Goal: Return each entry exactly, with none missing.

※

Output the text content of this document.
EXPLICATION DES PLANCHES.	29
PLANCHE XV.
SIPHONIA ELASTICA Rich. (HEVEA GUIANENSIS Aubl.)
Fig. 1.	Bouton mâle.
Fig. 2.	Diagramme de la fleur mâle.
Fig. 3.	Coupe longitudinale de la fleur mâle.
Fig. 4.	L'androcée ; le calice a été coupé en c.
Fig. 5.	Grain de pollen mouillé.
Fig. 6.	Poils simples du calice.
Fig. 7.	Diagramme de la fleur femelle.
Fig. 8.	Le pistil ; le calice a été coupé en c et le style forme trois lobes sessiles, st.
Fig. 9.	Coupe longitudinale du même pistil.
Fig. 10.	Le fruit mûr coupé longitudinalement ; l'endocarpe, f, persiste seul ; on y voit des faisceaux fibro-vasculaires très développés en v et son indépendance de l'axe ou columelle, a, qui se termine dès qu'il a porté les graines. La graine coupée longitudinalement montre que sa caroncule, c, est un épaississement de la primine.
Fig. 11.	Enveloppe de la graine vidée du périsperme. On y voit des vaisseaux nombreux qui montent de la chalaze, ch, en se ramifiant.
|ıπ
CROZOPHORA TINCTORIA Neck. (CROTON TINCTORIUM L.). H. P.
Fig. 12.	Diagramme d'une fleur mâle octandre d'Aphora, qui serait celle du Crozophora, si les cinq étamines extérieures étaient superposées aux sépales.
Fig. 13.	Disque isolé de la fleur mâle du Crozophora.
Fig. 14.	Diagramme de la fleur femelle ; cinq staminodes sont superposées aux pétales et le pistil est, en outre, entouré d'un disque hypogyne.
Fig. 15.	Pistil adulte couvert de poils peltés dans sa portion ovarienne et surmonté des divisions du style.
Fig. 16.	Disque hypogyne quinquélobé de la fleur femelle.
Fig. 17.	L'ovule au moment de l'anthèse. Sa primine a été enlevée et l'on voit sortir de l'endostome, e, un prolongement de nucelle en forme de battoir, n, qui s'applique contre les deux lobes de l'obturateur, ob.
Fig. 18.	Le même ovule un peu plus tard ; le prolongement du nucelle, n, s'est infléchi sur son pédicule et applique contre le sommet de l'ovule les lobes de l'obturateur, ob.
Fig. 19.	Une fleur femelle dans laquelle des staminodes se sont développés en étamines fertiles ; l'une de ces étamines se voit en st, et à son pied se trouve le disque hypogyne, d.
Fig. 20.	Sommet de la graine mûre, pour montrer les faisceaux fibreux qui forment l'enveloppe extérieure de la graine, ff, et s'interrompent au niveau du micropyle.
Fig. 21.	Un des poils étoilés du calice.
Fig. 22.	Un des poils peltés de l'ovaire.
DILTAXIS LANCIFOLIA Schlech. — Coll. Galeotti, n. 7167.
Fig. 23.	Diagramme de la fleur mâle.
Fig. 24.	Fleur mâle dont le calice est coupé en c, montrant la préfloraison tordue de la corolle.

※

Task response:
Output the text content of this document.
EXPLICATION DES PLANCHES.	29
PLANCHE XV.
SIPHONIA ELASTICA Rich. (HEVEA GUIANENSIS Aubl.)
Fig. 1.	Bouton mâle.
Fig. 2.	Diagramme de la fleur mâle.
Fig. 3.	Coupe longitudinale de la fleur mâle.
Fig. 4.	L'androcée ; le calice a été coupé en c.
Fig. 5.	Grain de pollen mouillé.
Fig. 6.	Poils simples du calice.
Fig. 7.	Diagramme de la fleur femelle.
Fig. 8.	Le pistil ; le calice a été coupé en c et le style forme trois lobes sessiles, st.
Fig. 9.	Coupe longitudinale du même pistil.
Fig. 10.	Le fruit mûr coupé longitudinalement ; l'endocarpe, f, persiste seul ; on y voit des faisceaux fibro-vasculaires très développés en v et son indépendance de l'axe ou columelle, a, qui se termine dès qu'il a porté les graines. La graine coupée longitudinalement montre que sa caroncule, c, est un épaississement de la primine.
Fig. 11.	Enveloppe de la graine vidée du périsperme. On y voit des vaisseaux nombreux qui montent de la chalaze, ch, en se ramifiant.
|ıπ
CROZOPHORA TINCTORIA Neck. (CROTON TINCTORIUM L.). H. P.
Fig. 12.	Diagramme d'une fleur mâle octandre d'Aphora, qui serait celle du Crozophora, si les cinq étamines extérieures étaient superposées aux sépales.
Fig. 13.	Disque isolé de la fleur mâle du Crozophora.
Fig. 14.	Diagramme de la fleur femelle ; cinq staminodes sont superposées aux pétales et le pistil est, en outre, entouré d'un disque hypogyne.
Fig. 15.	Pistil adulte couvert de poils peltés dans sa portion ovarienne et surmonté des divisions du style.
Fig. 16.	Disque hypogyne quinquélobé de la fleur femelle.
Fig. 17.	L'ovule au moment de l'anthèse. Sa primine a été enlevée et l'on voit sortir de l'endostome, e, un prolongement de nucelle en forme de battoir, n, qui s'applique contre les deux lobes de l'obturateur, ob.
Fig. 18.	Le même ovule un peu plus tard ; le prolongement du nucelle, n, s'est infléchi sur son pédicule et applique contre le sommet de l'ovule les lobes de l'obturateur, ob.
Fig. 19.	Une fleur femelle dans laquelle des staminodes se sont développés en étamines fertiles ; l'une de ces étamines se voit en st, et à son pied se trouve le disque hypogyne, d.
Fig. 20.	Sommet de la graine mûre, pour montrer les faisceaux fibreux qui forment l'enveloppe extérieure de la graine, ff, et s'interrompent au niveau du micropyle.
Fig. 21.	Un des poils étoilés du calice.
Fig. 22.	Un des poils peltés de l'ovaire.
DILTAXIS LANCIFOLIA Schlech. — Coll. Galeotti, n. 7167.
Fig. 23.	Diagramme de la fleur mâle.
Fig. 24.	Fleur mâle dont le calice est coupé en c, montrant la préfloraison tordue de la corolle.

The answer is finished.